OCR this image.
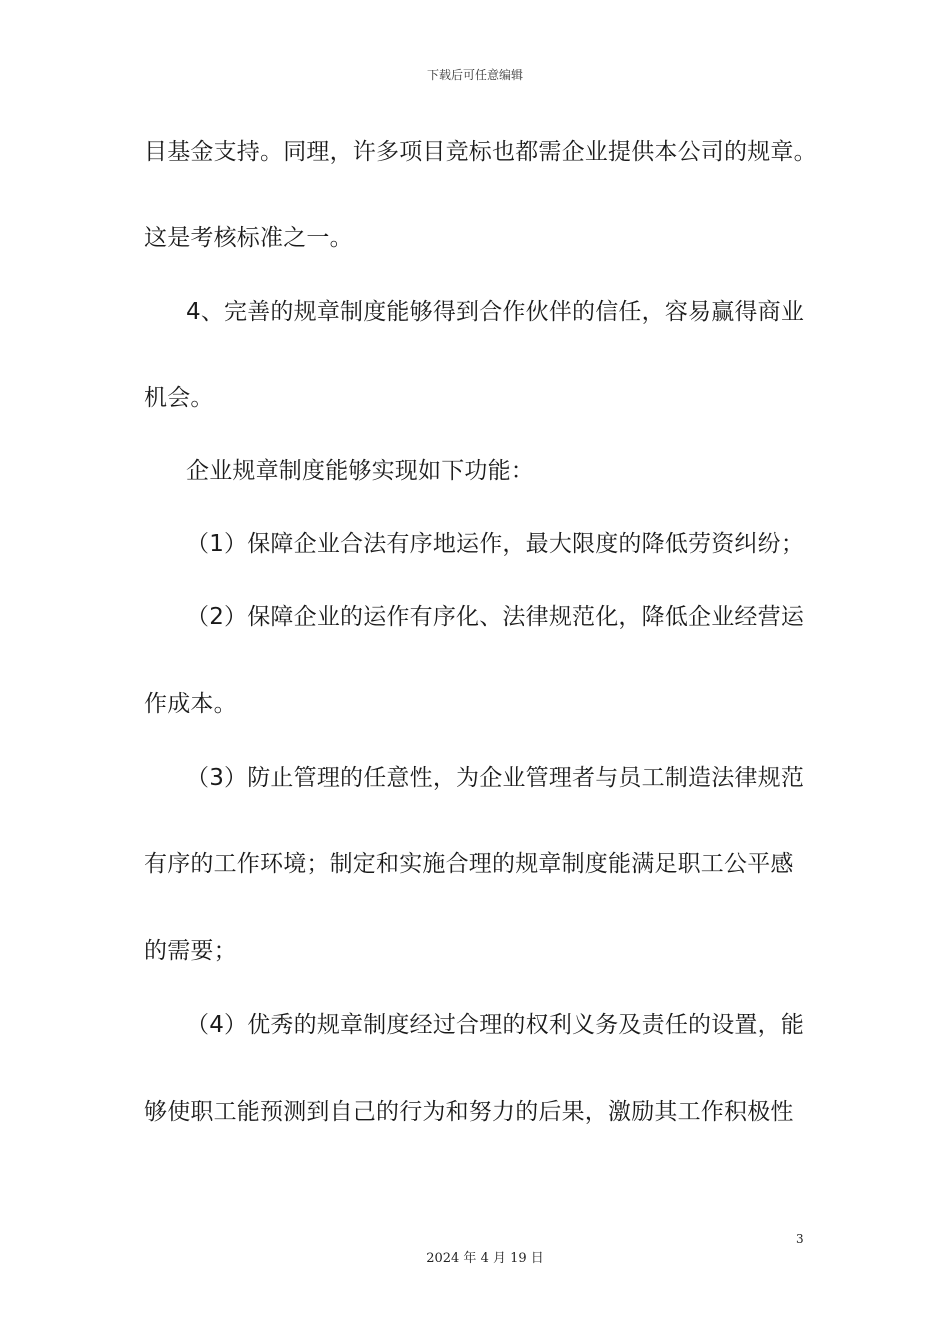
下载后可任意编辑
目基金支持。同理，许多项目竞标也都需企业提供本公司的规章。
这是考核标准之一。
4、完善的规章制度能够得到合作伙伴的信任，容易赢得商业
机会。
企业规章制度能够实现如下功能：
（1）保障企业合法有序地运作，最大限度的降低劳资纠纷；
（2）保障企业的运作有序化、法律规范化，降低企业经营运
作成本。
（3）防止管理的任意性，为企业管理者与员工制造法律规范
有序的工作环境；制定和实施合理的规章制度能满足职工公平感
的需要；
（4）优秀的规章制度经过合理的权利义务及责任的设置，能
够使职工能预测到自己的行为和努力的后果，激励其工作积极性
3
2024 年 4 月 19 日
=-=-=
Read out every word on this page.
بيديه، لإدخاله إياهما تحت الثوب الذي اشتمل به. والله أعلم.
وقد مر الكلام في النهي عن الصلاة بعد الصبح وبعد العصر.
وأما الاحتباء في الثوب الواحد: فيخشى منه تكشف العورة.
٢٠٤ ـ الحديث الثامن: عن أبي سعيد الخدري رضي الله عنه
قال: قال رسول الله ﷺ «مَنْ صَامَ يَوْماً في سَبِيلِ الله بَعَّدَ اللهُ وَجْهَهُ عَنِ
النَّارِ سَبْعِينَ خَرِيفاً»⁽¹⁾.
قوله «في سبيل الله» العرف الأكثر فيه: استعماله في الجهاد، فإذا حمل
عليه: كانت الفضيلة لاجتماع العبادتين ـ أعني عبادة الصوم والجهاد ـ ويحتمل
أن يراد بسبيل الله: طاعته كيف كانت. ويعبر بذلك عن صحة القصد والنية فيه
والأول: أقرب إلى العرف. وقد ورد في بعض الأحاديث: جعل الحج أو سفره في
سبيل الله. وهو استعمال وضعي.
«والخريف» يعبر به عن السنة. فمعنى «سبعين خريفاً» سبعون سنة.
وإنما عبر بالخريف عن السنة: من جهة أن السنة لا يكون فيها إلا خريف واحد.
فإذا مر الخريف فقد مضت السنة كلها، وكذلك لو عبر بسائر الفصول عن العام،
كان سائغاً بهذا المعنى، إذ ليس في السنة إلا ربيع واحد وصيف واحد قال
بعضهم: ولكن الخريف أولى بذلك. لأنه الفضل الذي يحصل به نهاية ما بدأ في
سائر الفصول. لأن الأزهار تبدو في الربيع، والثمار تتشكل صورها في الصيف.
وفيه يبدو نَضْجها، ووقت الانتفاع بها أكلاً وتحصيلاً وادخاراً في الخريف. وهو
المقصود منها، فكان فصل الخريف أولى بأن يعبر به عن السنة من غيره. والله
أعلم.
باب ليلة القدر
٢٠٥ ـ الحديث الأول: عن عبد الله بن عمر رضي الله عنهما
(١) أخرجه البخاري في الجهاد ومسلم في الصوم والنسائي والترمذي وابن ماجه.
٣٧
=-=-=
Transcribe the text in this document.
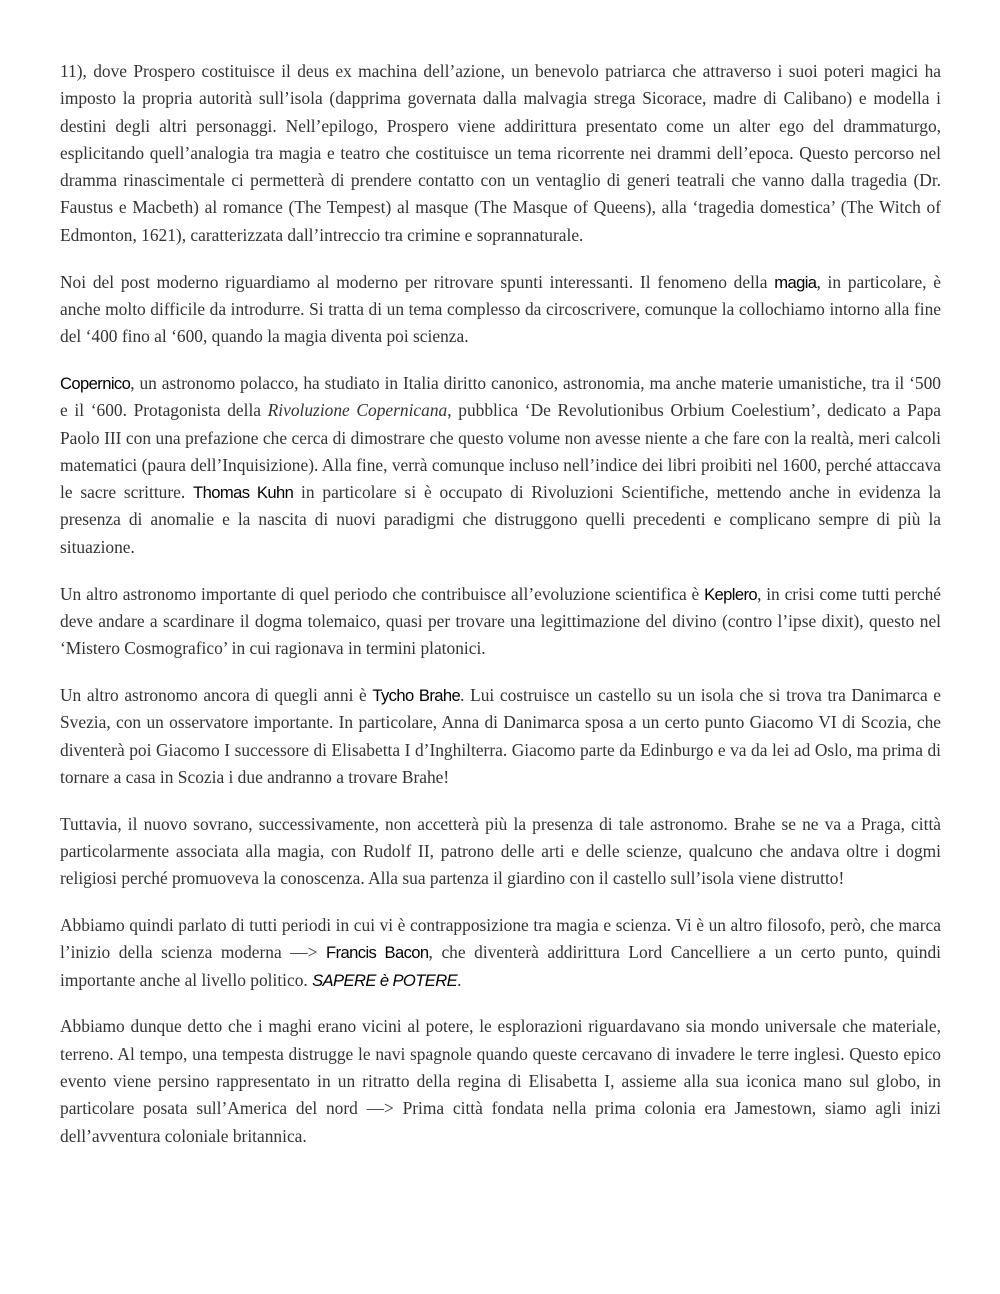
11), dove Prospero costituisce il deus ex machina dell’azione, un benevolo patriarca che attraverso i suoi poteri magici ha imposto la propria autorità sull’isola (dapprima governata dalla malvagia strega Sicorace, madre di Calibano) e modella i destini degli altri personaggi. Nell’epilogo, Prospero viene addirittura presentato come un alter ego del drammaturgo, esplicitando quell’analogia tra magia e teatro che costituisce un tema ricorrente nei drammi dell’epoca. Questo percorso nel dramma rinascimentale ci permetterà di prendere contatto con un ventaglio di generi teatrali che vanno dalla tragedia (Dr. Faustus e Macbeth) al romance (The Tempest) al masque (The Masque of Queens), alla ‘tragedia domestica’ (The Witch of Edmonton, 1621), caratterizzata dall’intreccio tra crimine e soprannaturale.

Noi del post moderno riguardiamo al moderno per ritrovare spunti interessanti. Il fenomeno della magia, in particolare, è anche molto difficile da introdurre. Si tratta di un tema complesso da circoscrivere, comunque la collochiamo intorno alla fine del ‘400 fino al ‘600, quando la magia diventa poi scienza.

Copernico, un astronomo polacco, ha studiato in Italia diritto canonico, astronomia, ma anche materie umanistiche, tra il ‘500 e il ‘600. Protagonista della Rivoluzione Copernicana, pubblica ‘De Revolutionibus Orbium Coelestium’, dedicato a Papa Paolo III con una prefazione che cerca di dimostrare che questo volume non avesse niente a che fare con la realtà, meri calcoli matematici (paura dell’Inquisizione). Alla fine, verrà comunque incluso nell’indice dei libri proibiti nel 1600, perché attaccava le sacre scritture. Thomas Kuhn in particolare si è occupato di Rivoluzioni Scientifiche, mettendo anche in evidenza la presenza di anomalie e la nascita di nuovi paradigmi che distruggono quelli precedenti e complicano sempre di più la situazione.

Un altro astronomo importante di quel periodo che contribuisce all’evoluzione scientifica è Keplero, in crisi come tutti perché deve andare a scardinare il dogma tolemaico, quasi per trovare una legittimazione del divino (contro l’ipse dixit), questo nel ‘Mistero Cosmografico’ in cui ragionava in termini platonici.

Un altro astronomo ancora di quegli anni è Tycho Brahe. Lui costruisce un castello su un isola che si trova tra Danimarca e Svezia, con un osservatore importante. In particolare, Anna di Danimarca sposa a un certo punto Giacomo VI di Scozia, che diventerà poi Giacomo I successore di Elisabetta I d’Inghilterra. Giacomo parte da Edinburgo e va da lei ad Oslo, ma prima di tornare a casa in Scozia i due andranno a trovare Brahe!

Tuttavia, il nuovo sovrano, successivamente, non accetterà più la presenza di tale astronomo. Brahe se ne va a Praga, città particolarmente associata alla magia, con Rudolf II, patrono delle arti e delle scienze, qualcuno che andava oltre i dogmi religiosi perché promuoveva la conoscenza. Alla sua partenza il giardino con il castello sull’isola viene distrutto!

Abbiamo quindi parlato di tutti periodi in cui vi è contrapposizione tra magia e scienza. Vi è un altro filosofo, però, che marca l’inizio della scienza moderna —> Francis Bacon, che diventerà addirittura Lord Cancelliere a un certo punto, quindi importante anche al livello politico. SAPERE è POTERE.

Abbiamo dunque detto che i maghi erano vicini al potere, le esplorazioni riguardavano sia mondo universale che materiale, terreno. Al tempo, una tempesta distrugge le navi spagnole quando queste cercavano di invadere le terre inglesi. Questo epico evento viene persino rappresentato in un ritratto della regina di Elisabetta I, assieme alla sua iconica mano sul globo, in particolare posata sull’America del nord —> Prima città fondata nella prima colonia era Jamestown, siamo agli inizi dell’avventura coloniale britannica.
=-=-=
• TASK BRIEF:
What is the number of lines in the listing above that contain the string "العرف"? Give only the number.

• FINISHED EXERCISE:
2